## PROBLEM DESCRIPTION
Determine the number of lines that have the string "ჯუმბერ" in them, and give only that number.

## RECORD SET

+ + + +

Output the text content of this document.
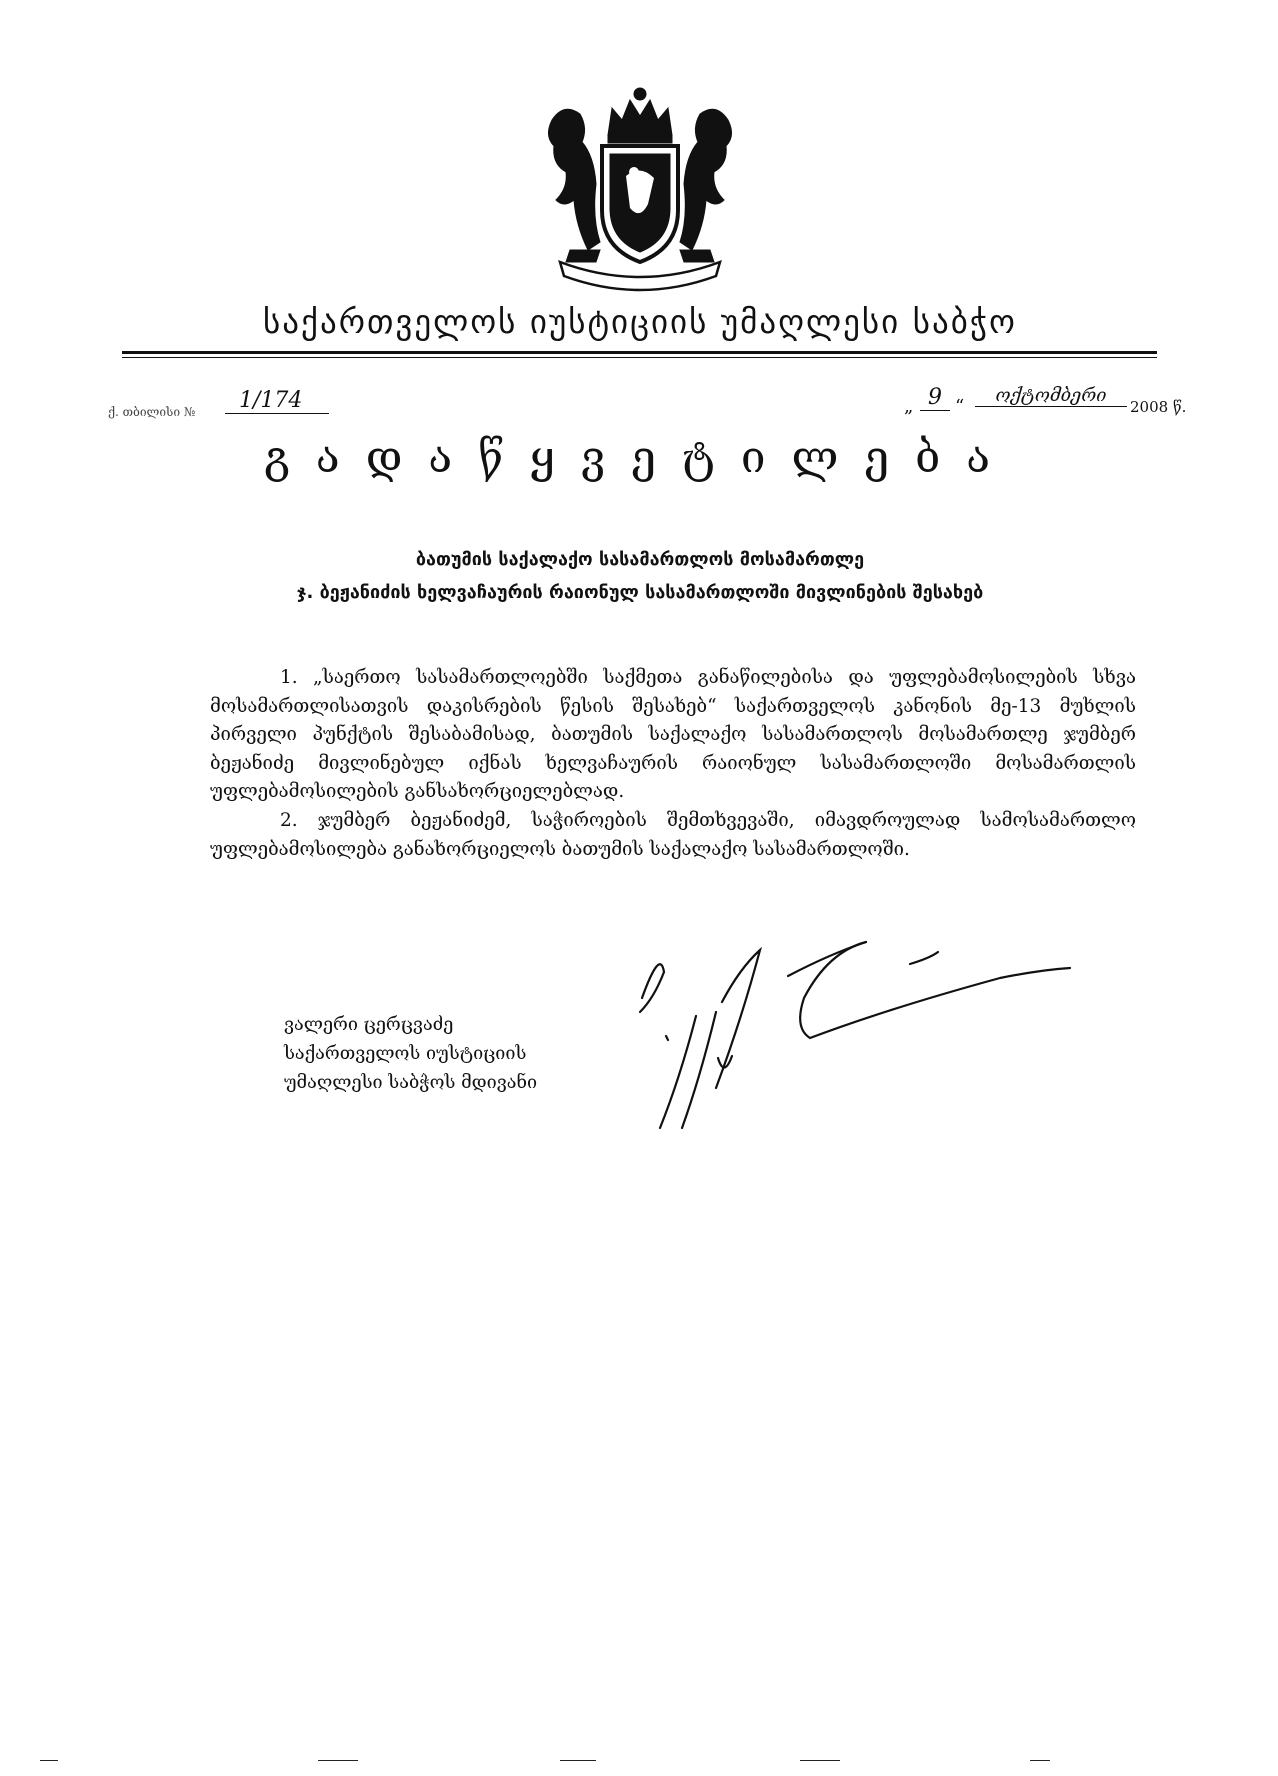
საქართველოს იუსტიციის უმაღლესი საბჭო
ქ. თბილისი №	1/174	„ 9 “
ოქტომბერი
2008 წ.
გადაწყვეტილება
ბათუმის საქალაქო სასამართლოს მოსამართლე
ჯ. ბეჟანიძის ხელვაჩაურის რაიონულ სასამართლოში მივლინების შესახებ

1. „საერთო სასამართლოებში საქმეთა განაწილებისა და უფლებამოსილების სხვა მოსამართლისათვის დაკისრების წესის შესახებ“ საქართველოს კანონის მე-13 მუხლის პირველი პუნქტის შესაბამისად, ბათუმის საქალაქო სასამართლოს მოსამართლე ჯუმბერ ბეჟანიძე მივლინებულ იქნას ხელვაჩაურის რაიონულ სასამართლოში მოსამართლის უფლებამოსილების განსახორციელებლად.

2. ჯუმბერ ბეჟანიძემ, საჭიროების შემთხვევაში, იმავდროულად სამოსამართლო უფლებამოსილება განახორციელოს ბათუმის საქალაქო სასამართლოში.

ვალერი ცერცვაძე
საქართველოს იუსტიციის
უმაღლესი საბჭოს მდივანი
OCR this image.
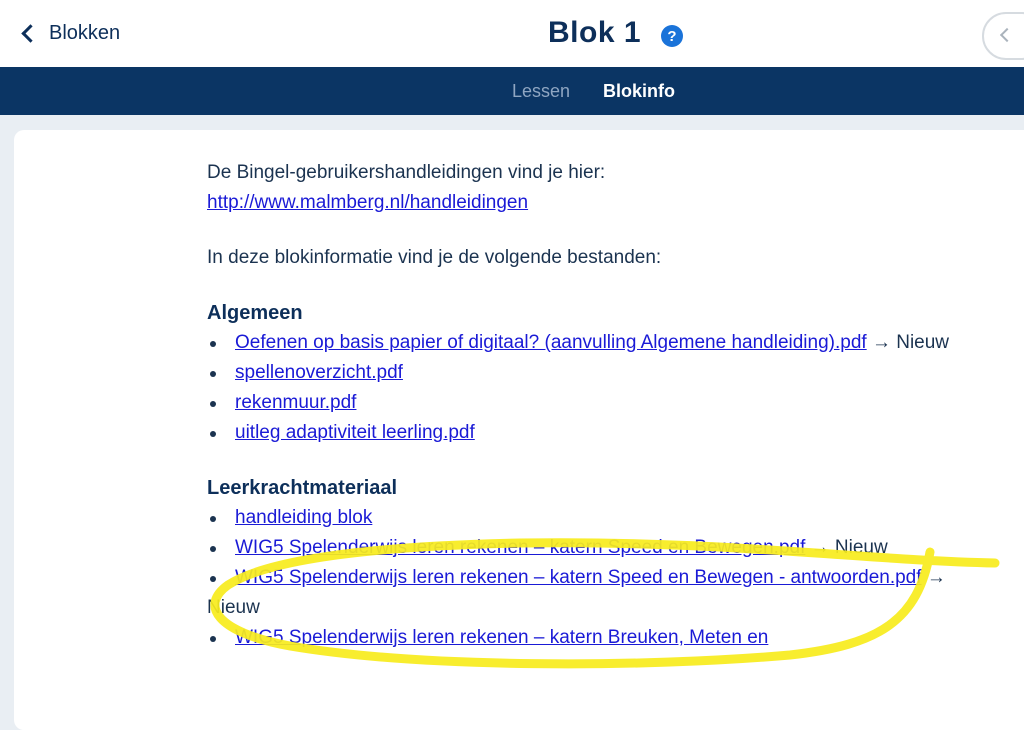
Blokken	Blok 1	?
Lessen Blokinfo

De Bingel-gebruikershandleidingen vind je hier:

http://www.malmberg.nl/handleidingen

In deze blokinformatie vind je de volgende bestanden:

Algemeen

Oefenen op basis papier of digitaal? (aanvulling Algemene handleiding).pdf → Nieuw
spellenoverzicht.pdf
rekenmuur.pdf
uitleg adaptiviteit leerling.pdf

Leerkrachtmateriaal

handleiding blok
WIG5 Spelenderwijs leren rekenen – katern Speed en Bewegen.pdf → Nieuw
WIG5 Spelenderwijs leren rekenen – katern Speed en Bewegen - antwoorden.pdf → Nieuw
WIG5 Spelenderwijs leren rekenen – katern Breuken, Meten en
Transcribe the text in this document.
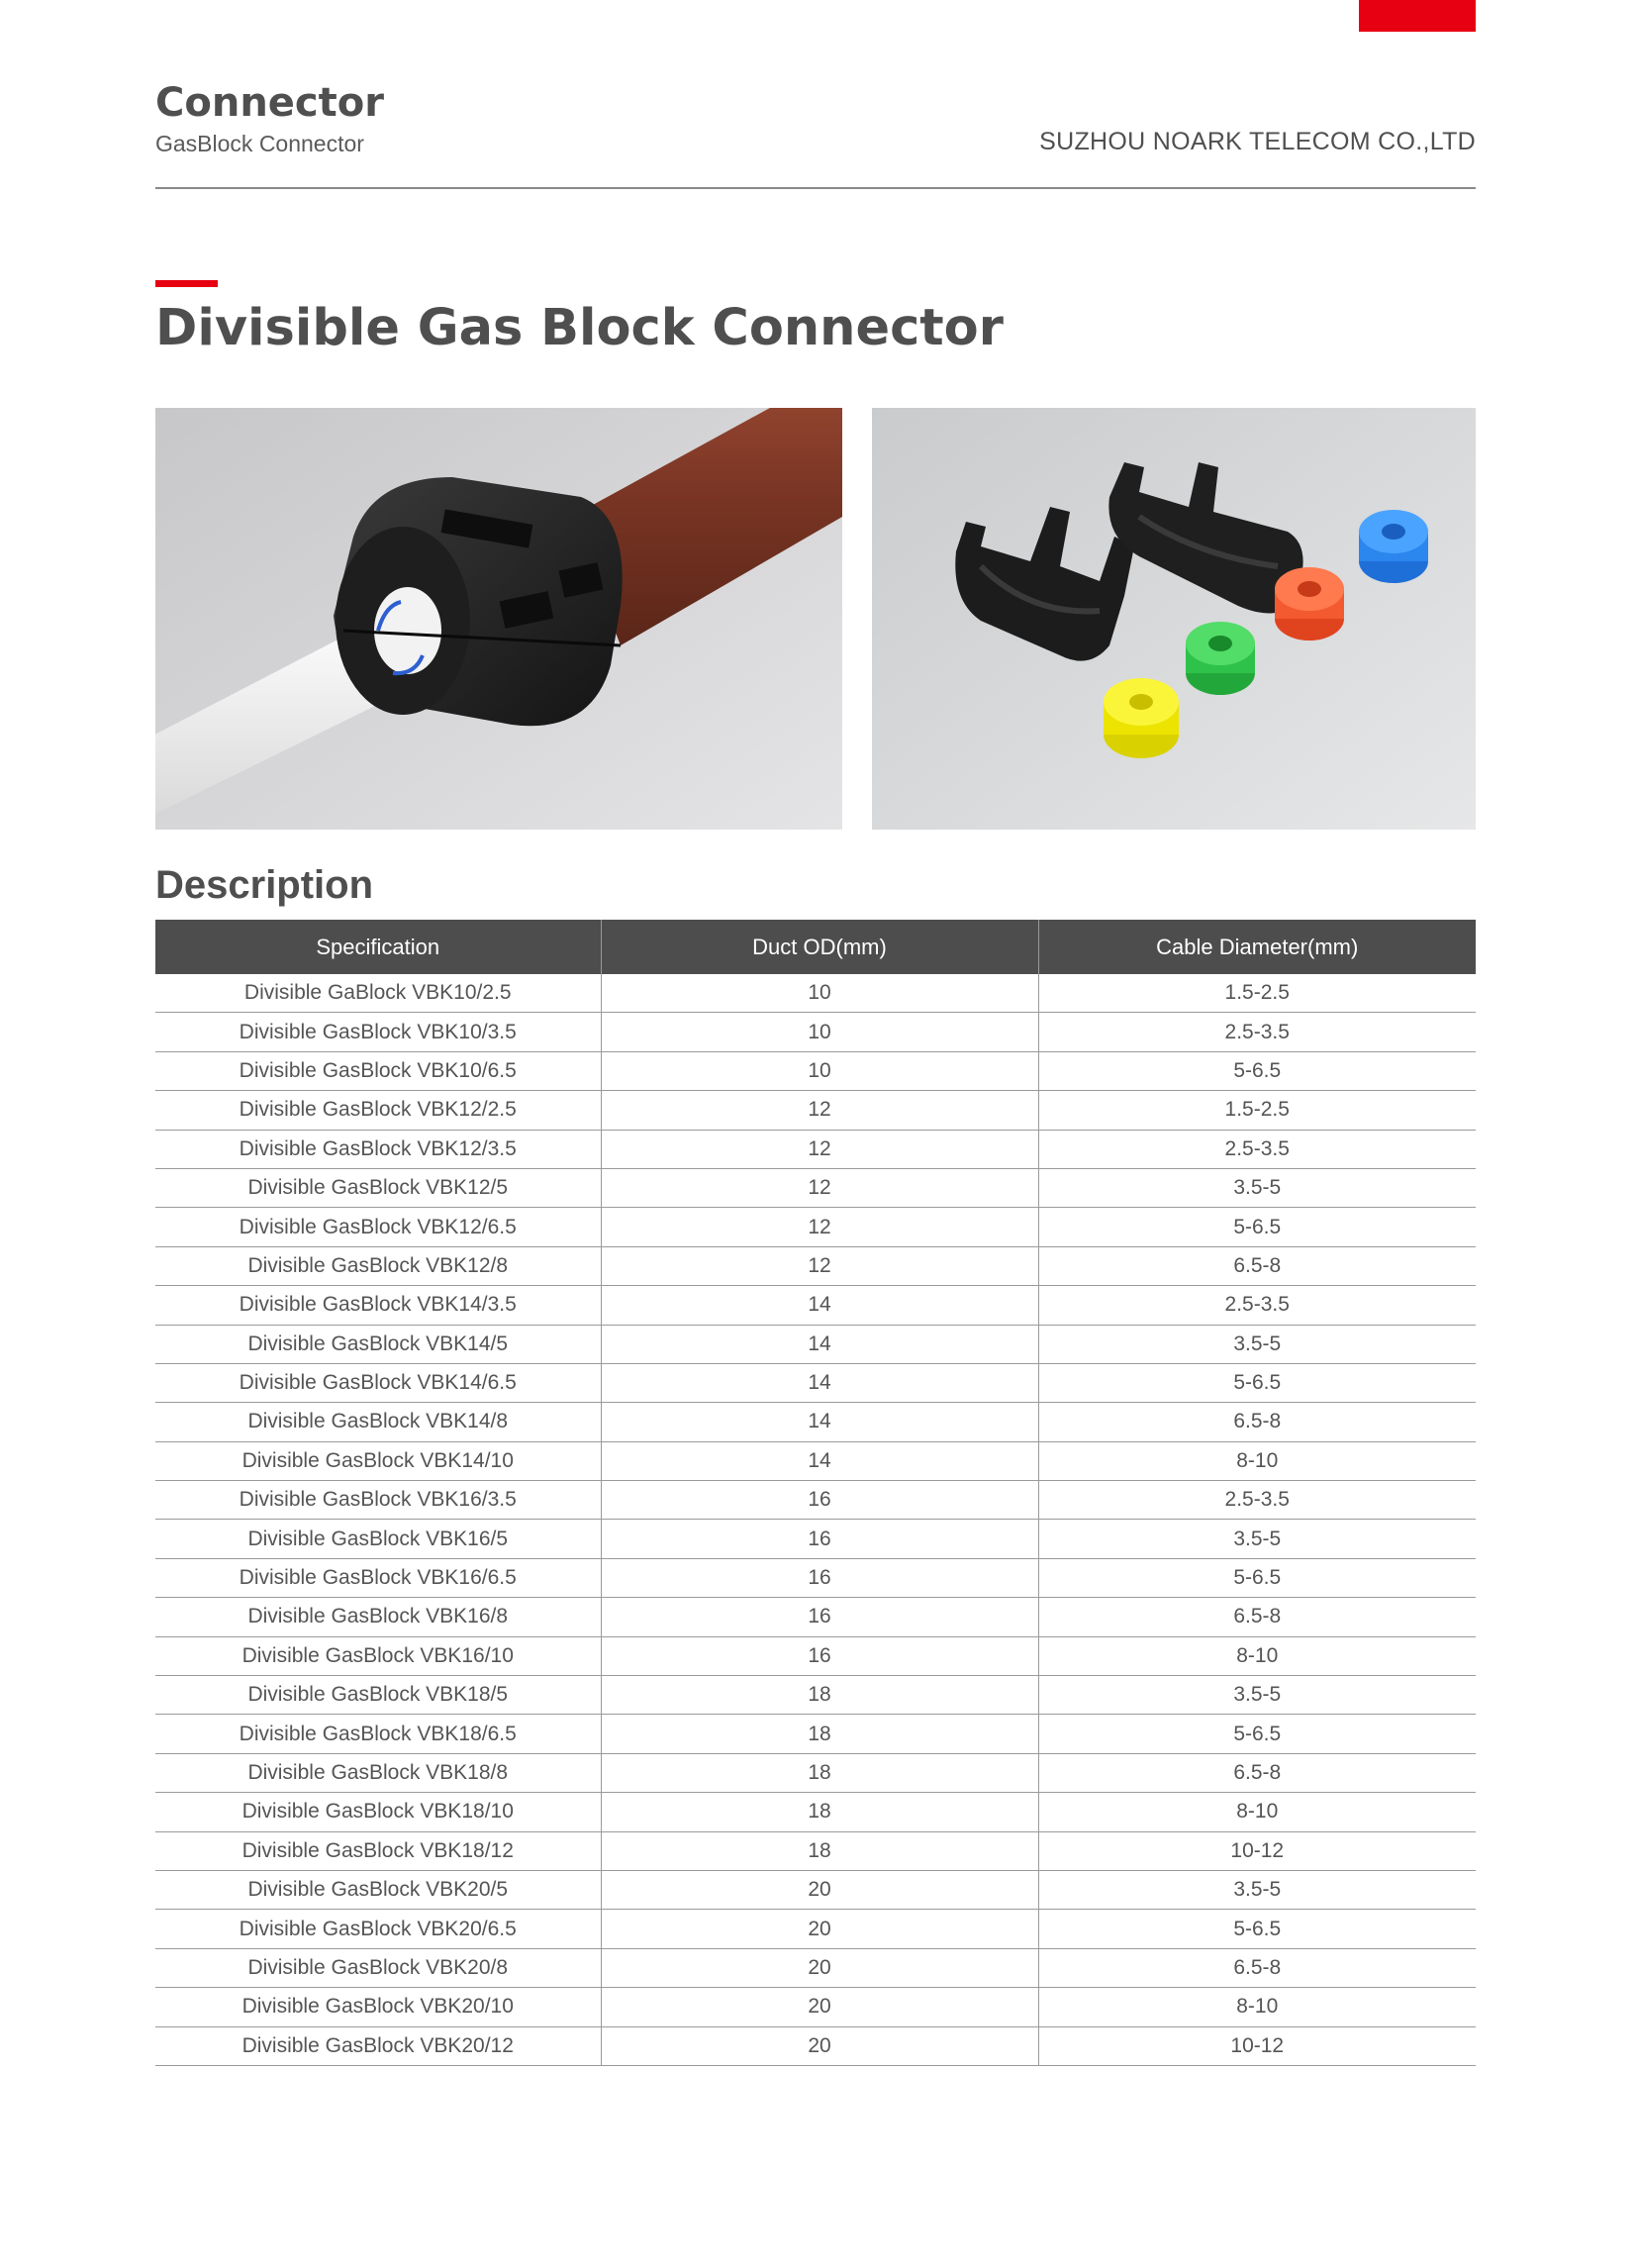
Connector
GasBlock Connector	SUZHOU NOARK TELECOM CO.,LTD
Divisible Gas Block Connector
Description
Specification	Duct OD(mm)	Cable Diameter(mm)
Divisible GaBlock VBK10/2.5	10	1.5-2.5
Divisible GasBlock VBK10/3.5	10	2.5-3.5
Divisible GasBlock VBK10/6.5	10	5-6.5
Divisible GasBlock VBK12/2.5	12	1.5-2.5
Divisible GasBlock VBK12/3.5	12	2.5-3.5
Divisible GasBlock VBK12/5	12	3.5-5
Divisible GasBlock VBK12/6.5	12	5-6.5
Divisible GasBlock VBK12/8	12	6.5-8
Divisible GasBlock VBK14/3.5	14	2.5-3.5
Divisible GasBlock VBK14/5	14	3.5-5
Divisible GasBlock VBK14/6.5	14	5-6.5
Divisible GasBlock VBK14/8	14	6.5-8
Divisible GasBlock VBK14/10	14	8-10
Divisible GasBlock VBK16/3.5	16	2.5-3.5
Divisible GasBlock VBK16/5	16	3.5-5
Divisible GasBlock VBK16/6.5	16	5-6.5
Divisible GasBlock VBK16/8	16	6.5-8
Divisible GasBlock VBK16/10	16	8-10
Divisible GasBlock VBK18/5	18	3.5-5
Divisible GasBlock VBK18/6.5	18	5-6.5
Divisible GasBlock VBK18/8	18	6.5-8
Divisible GasBlock VBK18/10	18	8-10
Divisible GasBlock VBK18/12	18	10-12
Divisible GasBlock VBK20/5	20	3.5-5
Divisible GasBlock VBK20/6.5	20	5-6.5
Divisible GasBlock VBK20/8	20	6.5-8
Divisible GasBlock VBK20/10	20	8-10
Divisible GasBlock VBK20/12	20	10-12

+ + + +

## OUTPUT FOR THIS TASK
2